**WHAT TO PRODUCE**
Look through the material below and give the number of lines holding "будем", with no other words.

**EXTRACTED MATERIAL**
===============
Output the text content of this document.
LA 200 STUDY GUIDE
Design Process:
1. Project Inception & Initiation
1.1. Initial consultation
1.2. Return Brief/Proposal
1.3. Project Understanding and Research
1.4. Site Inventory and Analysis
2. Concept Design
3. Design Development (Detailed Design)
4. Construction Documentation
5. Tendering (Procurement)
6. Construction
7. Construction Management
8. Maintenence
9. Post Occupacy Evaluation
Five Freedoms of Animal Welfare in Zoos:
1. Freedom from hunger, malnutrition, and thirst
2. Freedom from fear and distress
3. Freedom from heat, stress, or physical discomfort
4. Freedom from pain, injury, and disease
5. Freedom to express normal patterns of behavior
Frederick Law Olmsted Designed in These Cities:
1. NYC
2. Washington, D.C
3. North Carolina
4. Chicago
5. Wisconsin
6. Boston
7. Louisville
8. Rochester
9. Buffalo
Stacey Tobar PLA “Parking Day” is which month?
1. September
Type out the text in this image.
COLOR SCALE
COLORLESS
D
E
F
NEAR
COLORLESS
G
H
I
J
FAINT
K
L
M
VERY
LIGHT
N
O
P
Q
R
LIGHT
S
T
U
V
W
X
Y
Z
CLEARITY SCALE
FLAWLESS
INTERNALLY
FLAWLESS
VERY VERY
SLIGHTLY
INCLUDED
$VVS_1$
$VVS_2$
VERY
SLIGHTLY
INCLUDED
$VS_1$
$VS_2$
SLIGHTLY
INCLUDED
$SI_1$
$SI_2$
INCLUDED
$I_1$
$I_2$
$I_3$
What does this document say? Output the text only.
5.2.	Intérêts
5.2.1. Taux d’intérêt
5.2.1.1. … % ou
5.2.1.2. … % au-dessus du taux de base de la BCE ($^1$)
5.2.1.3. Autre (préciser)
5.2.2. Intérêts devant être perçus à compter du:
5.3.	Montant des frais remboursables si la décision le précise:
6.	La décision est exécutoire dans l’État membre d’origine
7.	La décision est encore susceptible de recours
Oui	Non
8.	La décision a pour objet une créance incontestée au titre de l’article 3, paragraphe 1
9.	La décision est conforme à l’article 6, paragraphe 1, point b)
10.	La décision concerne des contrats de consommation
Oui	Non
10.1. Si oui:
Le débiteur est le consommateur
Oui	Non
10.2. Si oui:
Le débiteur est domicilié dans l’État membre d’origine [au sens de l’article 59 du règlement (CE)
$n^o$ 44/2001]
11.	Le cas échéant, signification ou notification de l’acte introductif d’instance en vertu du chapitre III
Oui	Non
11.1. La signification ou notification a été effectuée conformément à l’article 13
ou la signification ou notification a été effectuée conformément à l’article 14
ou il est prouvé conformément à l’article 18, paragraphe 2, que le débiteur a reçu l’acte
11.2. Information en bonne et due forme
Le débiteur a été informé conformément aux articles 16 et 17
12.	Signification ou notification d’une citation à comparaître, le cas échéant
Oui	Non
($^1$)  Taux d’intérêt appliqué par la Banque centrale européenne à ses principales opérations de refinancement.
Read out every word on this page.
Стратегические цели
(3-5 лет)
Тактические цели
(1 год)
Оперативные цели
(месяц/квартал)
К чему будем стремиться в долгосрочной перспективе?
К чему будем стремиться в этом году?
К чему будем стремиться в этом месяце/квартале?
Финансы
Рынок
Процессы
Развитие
===============
**FULL OUTPUT**
3